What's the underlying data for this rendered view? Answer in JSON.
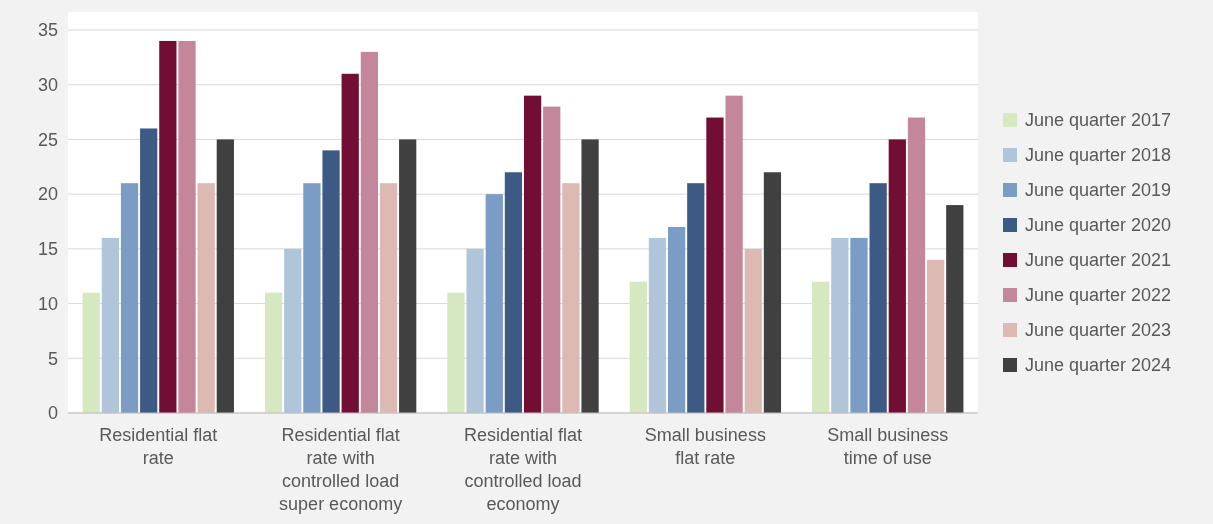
{
  "chart_data": {
    "type": "bar",
    "categories": [
      "Residential flat rate",
      "Residential flat rate with controlled load super economy",
      "Residential flat rate with controlled load economy",
      "Small business flat rate",
      "Small business time of use"
    ],
    "series": [
      {
        "name": "June quarter 2017",
        "color": "#d5e8c0",
        "values": [
          11,
          11,
          11,
          12,
          12
        ]
      },
      {
        "name": "June quarter 2018",
        "color": "#b1c5da",
        "values": [
          16,
          15,
          15,
          16,
          16
        ]
      },
      {
        "name": "June quarter 2019",
        "color": "#7b9cc4",
        "values": [
          21,
          21,
          20,
          17,
          16
        ]
      },
      {
        "name": "June quarter 2020",
        "color": "#3d5a85",
        "values": [
          26,
          24,
          22,
          21,
          21
        ]
      },
      {
        "name": "June quarter 2021",
        "color": "#720e33",
        "values": [
          34,
          31,
          29,
          27,
          25
        ]
      },
      {
        "name": "June quarter 2022",
        "color": "#c4869b",
        "values": [
          34,
          33,
          28,
          29,
          27
        ]
      },
      {
        "name": "June quarter 2023",
        "color": "#dcb9b2",
        "values": [
          21,
          21,
          21,
          15,
          14
        ]
      },
      {
        "name": "June quarter 2024",
        "color": "#404040",
        "values": [
          25,
          25,
          25,
          22,
          19
        ]
      }
    ],
    "ylim": [
      0,
      35
    ],
    "yticks": [
      0,
      5,
      10,
      15,
      20,
      25,
      30,
      35
    ],
    "grid": "y",
    "legend": "right"
  }
}
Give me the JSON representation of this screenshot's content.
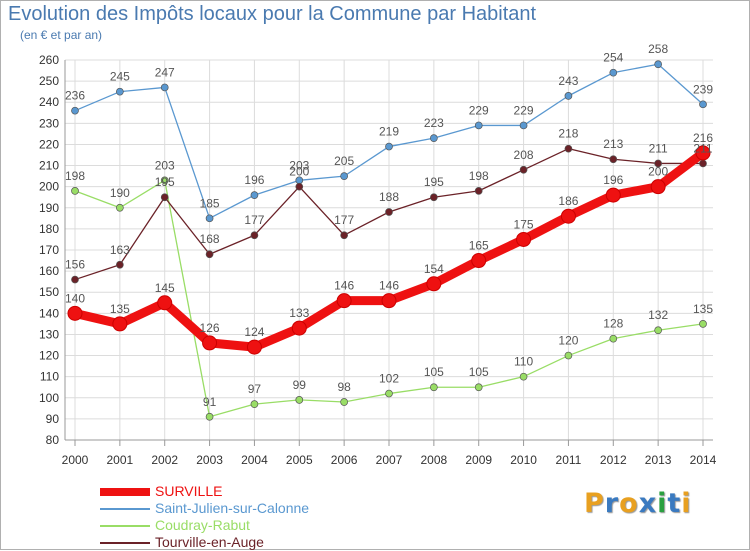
{
  "title": "Evolution des Impôts locaux pour la Commune par Habitant",
  "subtitle": "(en € et par an)",
  "logo": {
    "text": "Proxiti",
    "colors": [
      "#e8a020",
      "#3a7ac0",
      "#e8a020",
      "#3a7ac0",
      "#2aa040",
      "#3a7ac0",
      "#e8a020"
    ]
  },
  "chart_data": {
    "type": "line",
    "x": [
      2000,
      2001,
      2002,
      2003,
      2004,
      2005,
      2006,
      2007,
      2008,
      2009,
      2010,
      2011,
      2012,
      2013,
      2014
    ],
    "ylim": [
      80,
      260
    ],
    "yticks": [
      80,
      90,
      100,
      110,
      120,
      130,
      140,
      150,
      160,
      170,
      180,
      190,
      200,
      210,
      220,
      230,
      240,
      250,
      260
    ],
    "grid": true,
    "legend_position": "bottom-left",
    "series": [
      {
        "name": "SURVILLE",
        "color": "#ee1111",
        "values": [
          140,
          135,
          145,
          126,
          124,
          133,
          146,
          146,
          154,
          165,
          175,
          186,
          196,
          200,
          216
        ]
      },
      {
        "name": "Saint-Julien-sur-Calonne",
        "color": "#5a98d0",
        "values": [
          236,
          245,
          247,
          185,
          196,
          203,
          205,
          219,
          223,
          229,
          229,
          243,
          254,
          258,
          239
        ]
      },
      {
        "name": "Coudray-Rabut",
        "color": "#99dd66",
        "values": [
          198,
          190,
          203,
          91,
          97,
          99,
          98,
          102,
          105,
          105,
          110,
          120,
          128,
          132,
          135
        ]
      },
      {
        "name": "Tourville-en-Auge",
        "color": "#6b2228",
        "values": [
          156,
          163,
          195,
          168,
          177,
          200,
          177,
          188,
          195,
          198,
          208,
          218,
          213,
          211,
          211
        ]
      }
    ]
  }
}
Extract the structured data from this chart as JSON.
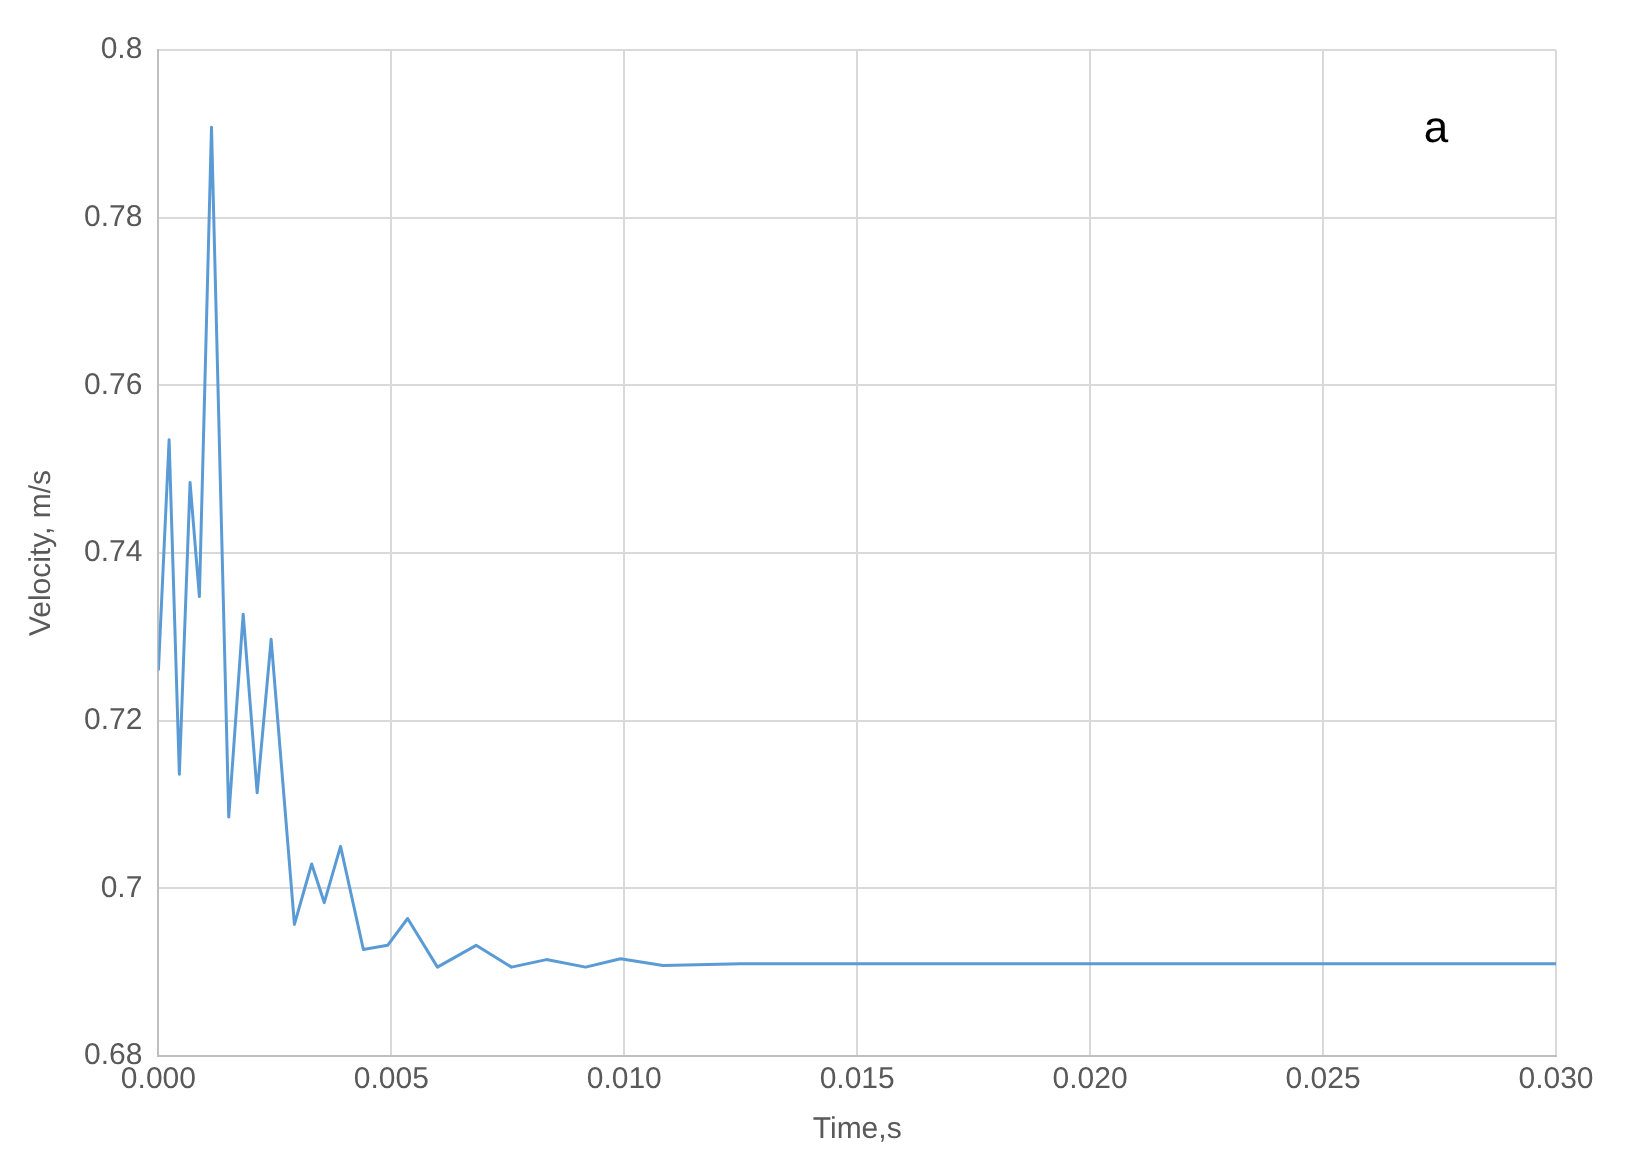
{
  "chart_data": {
    "type": "line",
    "xlabel": "Time,s",
    "ylabel": "Velocity, m/s",
    "annotations": [
      "a"
    ],
    "x": [
      0,
      0.00023,
      0.00045,
      0.00068,
      0.00088,
      0.00114,
      0.00151,
      0.00182,
      0.00212,
      0.00242,
      0.00292,
      0.00329,
      0.00356,
      0.00391,
      0.0044,
      0.00492,
      0.00535,
      0.00599,
      0.00682,
      0.00758,
      0.00833,
      0.00917,
      0.00992,
      0.01083,
      0.0125,
      0.015,
      0.02,
      0.025,
      0.03
    ],
    "series": [
      {
        "color": "#5b9bd5",
        "values": [
          0.726,
          0.7535,
          0.7136,
          0.7484,
          0.7348,
          0.7908,
          0.7085,
          0.7327,
          0.7114,
          0.7297,
          0.6957,
          0.7029,
          0.6983,
          0.705,
          0.6927,
          0.6932,
          0.6964,
          0.6906,
          0.6932,
          0.6906,
          0.6915,
          0.6906,
          0.6916,
          0.6908,
          0.691,
          0.691,
          0.691,
          0.691,
          0.691
        ]
      }
    ],
    "xlim": [
      0,
      0.03
    ],
    "xticks": [
      {
        "value": 0,
        "label": "0.000"
      },
      {
        "value": 0.005,
        "label": "0.005"
      },
      {
        "value": 0.01,
        "label": "0.010"
      },
      {
        "value": 0.015,
        "label": "0.015"
      },
      {
        "value": 0.02,
        "label": "0.020"
      },
      {
        "value": 0.025,
        "label": "0.025"
      },
      {
        "value": 0.03,
        "label": "0.030"
      }
    ],
    "ylim": [
      0.68,
      0.8
    ],
    "yticks": [
      0.68,
      0.7,
      0.72,
      0.74,
      0.76,
      0.78,
      0.8
    ],
    "grid": true,
    "legend": false,
    "marker": "none",
    "line_style": "solid"
  }
}
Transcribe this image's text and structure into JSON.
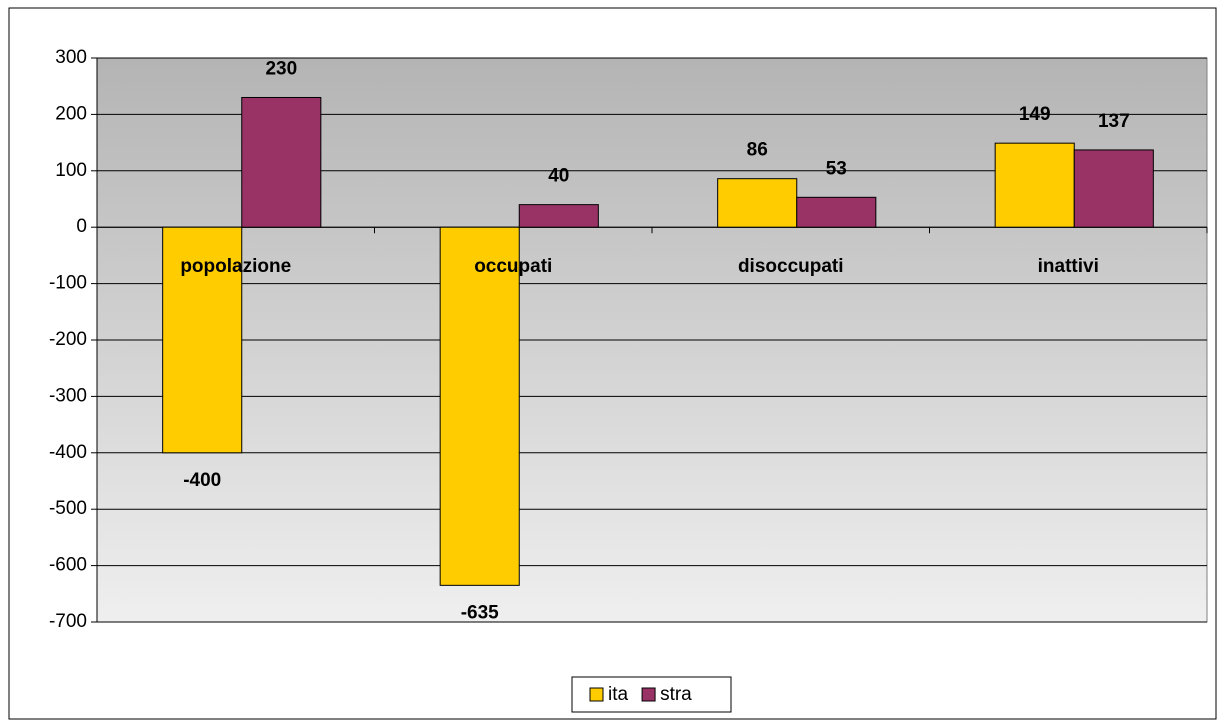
{
  "chart_data": {
    "type": "bar",
    "categories": [
      "popolazione",
      "occupati",
      "disoccupati",
      "inattivi"
    ],
    "series": [
      {
        "name": "ita",
        "color": "#ffcc00",
        "values": [
          -400,
          -635,
          86,
          149
        ]
      },
      {
        "name": "stra",
        "color": "#993366",
        "values": [
          230,
          40,
          53,
          137
        ]
      }
    ],
    "ylim": [
      -700,
      300
    ],
    "yticks": [
      -700,
      -600,
      -500,
      -400,
      -300,
      -200,
      -100,
      0,
      100,
      200,
      300
    ],
    "grid": true,
    "legend": "bottom"
  }
}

● **Exercise directions**
Look through the entries above for the word "economy". Copy every line where it shows up.

● **Solution for this exercise**
      "Residential flat rate with controlled load super economy",
      "Residential flat rate with controlled load economy",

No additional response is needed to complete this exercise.